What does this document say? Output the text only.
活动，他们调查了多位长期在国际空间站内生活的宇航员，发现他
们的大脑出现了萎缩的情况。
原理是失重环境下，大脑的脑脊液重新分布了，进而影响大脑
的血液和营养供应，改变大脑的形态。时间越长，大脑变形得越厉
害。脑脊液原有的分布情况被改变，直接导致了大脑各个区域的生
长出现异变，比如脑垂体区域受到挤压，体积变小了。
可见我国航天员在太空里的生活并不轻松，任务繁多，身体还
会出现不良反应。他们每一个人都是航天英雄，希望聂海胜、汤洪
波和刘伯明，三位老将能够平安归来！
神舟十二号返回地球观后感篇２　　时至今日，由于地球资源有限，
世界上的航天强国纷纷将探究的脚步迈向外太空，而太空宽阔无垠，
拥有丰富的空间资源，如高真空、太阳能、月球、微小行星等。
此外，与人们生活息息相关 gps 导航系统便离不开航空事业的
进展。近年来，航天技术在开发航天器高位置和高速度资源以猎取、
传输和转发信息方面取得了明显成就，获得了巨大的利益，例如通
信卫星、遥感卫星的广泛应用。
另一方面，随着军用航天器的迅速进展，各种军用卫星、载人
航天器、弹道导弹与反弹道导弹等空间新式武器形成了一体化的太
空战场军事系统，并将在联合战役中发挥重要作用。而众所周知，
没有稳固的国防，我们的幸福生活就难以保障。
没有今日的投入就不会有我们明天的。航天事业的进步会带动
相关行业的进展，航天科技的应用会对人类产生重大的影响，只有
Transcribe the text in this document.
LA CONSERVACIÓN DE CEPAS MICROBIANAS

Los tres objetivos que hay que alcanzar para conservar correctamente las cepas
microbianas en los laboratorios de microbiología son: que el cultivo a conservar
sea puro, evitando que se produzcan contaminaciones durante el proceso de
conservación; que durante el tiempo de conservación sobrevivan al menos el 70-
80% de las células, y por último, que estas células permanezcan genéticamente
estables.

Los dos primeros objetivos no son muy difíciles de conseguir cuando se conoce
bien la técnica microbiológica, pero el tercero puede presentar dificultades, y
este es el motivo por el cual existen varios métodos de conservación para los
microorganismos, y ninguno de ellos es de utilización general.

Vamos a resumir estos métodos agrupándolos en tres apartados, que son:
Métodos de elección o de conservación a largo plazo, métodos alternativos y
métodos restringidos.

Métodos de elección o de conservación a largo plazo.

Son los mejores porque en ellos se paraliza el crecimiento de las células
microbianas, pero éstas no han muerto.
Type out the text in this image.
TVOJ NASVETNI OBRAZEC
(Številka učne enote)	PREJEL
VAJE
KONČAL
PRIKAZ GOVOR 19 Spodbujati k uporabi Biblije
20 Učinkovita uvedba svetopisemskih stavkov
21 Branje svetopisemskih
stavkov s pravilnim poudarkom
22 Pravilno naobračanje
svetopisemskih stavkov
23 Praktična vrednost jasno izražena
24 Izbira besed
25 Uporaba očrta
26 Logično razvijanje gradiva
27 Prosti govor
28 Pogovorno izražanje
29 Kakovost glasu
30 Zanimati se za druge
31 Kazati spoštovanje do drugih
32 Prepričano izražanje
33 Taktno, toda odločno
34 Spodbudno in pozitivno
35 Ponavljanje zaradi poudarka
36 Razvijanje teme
------------
THE REQUEST:
Find the string "durante" in the records, then copy each line where it occurs.

ANSWER TO THIS PROBLEM:
sea puro, evitando que se produzcan contaminaciones durante el proceso de
conservación; que durante el tiempo de conservación sobrevivan al menos el 70-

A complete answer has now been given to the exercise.